## [Problem requirements]
Below are records; count the lines in them that hold "message" and give only the count.

--- BEGIN Dataset records ---

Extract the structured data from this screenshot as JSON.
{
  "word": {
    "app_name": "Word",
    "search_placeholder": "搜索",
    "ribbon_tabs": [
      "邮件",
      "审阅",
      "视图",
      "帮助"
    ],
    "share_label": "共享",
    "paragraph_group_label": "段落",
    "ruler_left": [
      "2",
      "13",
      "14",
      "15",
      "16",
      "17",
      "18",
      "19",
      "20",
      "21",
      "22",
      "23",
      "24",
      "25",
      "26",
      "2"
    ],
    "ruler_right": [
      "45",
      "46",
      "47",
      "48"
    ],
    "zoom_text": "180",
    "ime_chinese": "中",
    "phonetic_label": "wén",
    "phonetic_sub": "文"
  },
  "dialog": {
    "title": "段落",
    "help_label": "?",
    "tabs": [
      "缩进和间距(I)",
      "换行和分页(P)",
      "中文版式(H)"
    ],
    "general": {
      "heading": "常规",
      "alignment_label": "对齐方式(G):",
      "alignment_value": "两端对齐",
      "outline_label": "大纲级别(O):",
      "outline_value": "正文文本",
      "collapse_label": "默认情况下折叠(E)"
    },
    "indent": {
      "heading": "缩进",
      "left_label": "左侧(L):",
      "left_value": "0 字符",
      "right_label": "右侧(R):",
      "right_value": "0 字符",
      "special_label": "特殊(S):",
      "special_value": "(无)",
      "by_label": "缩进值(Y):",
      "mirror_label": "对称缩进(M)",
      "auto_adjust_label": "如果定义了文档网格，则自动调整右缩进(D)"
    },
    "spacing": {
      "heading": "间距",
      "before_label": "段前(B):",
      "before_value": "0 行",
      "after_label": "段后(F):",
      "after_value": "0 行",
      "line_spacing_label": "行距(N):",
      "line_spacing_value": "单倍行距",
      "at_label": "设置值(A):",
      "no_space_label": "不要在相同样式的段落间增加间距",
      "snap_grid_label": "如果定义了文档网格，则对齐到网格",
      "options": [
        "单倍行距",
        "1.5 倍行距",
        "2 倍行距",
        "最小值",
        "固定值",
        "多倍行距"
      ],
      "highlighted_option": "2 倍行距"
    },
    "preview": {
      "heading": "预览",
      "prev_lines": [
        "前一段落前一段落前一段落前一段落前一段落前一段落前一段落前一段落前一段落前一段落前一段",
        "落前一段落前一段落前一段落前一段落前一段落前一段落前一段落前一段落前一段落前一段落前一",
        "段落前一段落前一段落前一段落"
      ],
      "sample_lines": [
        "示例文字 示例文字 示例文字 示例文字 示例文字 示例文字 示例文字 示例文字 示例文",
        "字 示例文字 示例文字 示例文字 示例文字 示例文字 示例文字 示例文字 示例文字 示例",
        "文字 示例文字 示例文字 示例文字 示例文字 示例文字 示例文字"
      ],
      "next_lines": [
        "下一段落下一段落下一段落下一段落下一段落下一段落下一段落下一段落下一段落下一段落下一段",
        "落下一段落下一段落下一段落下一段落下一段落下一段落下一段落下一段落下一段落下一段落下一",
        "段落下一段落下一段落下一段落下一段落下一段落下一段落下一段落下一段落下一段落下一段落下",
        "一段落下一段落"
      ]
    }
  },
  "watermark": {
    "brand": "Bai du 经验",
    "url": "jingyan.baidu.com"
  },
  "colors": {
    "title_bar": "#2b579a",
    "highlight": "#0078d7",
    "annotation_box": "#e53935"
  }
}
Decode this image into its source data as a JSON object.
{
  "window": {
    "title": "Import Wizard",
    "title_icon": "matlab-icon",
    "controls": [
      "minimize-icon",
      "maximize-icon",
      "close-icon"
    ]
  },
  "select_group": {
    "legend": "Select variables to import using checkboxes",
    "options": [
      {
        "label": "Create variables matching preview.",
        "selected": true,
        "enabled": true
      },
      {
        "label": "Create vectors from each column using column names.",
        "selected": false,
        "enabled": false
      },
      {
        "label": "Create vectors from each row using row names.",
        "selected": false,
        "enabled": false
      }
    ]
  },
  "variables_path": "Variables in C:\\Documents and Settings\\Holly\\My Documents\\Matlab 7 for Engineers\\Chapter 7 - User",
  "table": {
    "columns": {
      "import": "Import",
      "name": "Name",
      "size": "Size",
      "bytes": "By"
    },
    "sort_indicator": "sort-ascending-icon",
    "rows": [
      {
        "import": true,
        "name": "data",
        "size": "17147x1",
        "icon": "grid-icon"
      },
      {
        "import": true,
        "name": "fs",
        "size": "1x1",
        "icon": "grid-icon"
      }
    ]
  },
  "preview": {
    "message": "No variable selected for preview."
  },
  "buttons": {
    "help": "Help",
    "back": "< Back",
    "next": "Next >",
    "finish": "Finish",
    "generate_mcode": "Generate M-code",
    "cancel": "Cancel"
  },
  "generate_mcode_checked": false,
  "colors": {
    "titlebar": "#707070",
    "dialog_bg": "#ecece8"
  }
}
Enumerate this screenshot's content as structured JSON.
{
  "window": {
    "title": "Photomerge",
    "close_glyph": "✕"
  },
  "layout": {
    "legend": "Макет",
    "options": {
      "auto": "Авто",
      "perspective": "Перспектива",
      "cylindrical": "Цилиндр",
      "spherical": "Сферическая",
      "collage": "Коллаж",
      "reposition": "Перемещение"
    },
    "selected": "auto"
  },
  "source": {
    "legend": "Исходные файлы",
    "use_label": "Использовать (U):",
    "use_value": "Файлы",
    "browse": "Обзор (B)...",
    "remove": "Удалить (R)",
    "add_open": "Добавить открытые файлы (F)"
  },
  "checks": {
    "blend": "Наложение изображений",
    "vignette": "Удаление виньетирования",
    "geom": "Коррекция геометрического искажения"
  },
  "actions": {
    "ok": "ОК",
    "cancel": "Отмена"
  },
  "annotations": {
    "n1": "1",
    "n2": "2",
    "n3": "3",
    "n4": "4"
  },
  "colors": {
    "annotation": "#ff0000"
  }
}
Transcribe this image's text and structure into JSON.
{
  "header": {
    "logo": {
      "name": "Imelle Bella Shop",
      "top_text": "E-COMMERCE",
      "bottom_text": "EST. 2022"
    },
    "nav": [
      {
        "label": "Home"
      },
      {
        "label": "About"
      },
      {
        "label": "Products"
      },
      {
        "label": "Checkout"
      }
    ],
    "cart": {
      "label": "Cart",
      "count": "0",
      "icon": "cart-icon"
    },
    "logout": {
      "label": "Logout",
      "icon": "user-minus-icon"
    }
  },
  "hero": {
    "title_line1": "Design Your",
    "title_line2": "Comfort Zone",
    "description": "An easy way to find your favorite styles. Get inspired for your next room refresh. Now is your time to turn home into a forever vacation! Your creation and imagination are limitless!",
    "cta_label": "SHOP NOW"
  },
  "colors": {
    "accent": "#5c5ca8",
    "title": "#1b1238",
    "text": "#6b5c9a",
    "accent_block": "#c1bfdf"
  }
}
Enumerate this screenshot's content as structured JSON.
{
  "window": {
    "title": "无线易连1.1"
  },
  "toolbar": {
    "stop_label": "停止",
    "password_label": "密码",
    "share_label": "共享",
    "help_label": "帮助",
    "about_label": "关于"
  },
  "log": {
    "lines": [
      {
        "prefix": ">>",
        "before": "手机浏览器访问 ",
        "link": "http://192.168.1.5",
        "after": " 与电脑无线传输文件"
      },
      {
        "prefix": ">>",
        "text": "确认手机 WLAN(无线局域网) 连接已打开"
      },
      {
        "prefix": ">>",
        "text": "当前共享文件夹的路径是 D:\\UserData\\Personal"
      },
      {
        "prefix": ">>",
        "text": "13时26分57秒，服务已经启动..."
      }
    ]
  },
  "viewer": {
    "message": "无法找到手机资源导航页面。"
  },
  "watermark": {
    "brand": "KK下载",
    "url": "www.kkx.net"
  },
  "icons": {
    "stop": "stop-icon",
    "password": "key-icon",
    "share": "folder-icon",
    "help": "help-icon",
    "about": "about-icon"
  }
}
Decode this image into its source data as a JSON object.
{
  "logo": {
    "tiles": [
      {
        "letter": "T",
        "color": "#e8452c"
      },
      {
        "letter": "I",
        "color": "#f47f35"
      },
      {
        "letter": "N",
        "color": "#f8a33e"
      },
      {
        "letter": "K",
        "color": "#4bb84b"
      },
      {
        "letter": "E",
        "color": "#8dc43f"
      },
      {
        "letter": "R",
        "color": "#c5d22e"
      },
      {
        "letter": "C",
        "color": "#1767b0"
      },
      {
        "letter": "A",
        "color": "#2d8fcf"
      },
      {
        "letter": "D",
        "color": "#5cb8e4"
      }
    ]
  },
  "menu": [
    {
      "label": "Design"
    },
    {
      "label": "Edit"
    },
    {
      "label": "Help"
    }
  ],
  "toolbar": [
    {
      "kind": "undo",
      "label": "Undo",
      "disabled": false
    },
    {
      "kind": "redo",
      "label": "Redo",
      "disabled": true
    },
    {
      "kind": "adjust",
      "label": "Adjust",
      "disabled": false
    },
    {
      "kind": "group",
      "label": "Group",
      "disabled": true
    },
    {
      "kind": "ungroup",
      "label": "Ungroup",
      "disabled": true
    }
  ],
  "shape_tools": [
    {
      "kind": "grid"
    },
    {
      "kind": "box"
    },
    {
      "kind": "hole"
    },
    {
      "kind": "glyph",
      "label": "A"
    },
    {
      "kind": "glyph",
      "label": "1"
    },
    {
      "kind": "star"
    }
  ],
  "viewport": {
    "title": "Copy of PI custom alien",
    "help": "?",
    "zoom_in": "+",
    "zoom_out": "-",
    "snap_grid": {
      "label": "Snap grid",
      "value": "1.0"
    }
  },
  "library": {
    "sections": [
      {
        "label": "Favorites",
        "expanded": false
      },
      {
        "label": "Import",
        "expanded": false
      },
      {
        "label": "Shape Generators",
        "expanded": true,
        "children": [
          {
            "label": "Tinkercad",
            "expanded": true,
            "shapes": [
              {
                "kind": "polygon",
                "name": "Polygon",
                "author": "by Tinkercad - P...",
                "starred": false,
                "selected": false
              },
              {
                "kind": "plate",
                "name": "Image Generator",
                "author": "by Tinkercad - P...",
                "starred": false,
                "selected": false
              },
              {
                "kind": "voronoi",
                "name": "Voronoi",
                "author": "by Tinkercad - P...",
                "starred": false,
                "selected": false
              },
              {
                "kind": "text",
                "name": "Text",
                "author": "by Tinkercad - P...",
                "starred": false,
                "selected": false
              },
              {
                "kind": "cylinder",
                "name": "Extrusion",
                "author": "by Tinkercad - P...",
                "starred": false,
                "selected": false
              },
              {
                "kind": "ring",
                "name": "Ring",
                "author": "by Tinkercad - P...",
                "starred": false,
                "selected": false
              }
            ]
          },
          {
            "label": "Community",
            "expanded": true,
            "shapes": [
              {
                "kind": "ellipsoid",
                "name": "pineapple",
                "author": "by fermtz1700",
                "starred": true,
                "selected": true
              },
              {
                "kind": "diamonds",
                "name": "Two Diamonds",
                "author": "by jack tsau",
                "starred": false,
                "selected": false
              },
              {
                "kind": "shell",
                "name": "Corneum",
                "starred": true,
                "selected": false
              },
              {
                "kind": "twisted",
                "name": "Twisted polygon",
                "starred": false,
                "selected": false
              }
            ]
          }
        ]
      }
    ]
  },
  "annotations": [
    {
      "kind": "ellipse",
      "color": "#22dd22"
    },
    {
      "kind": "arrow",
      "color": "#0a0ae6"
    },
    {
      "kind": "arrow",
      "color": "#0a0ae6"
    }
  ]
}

--- END Dataset records ---

## [Right answer]
2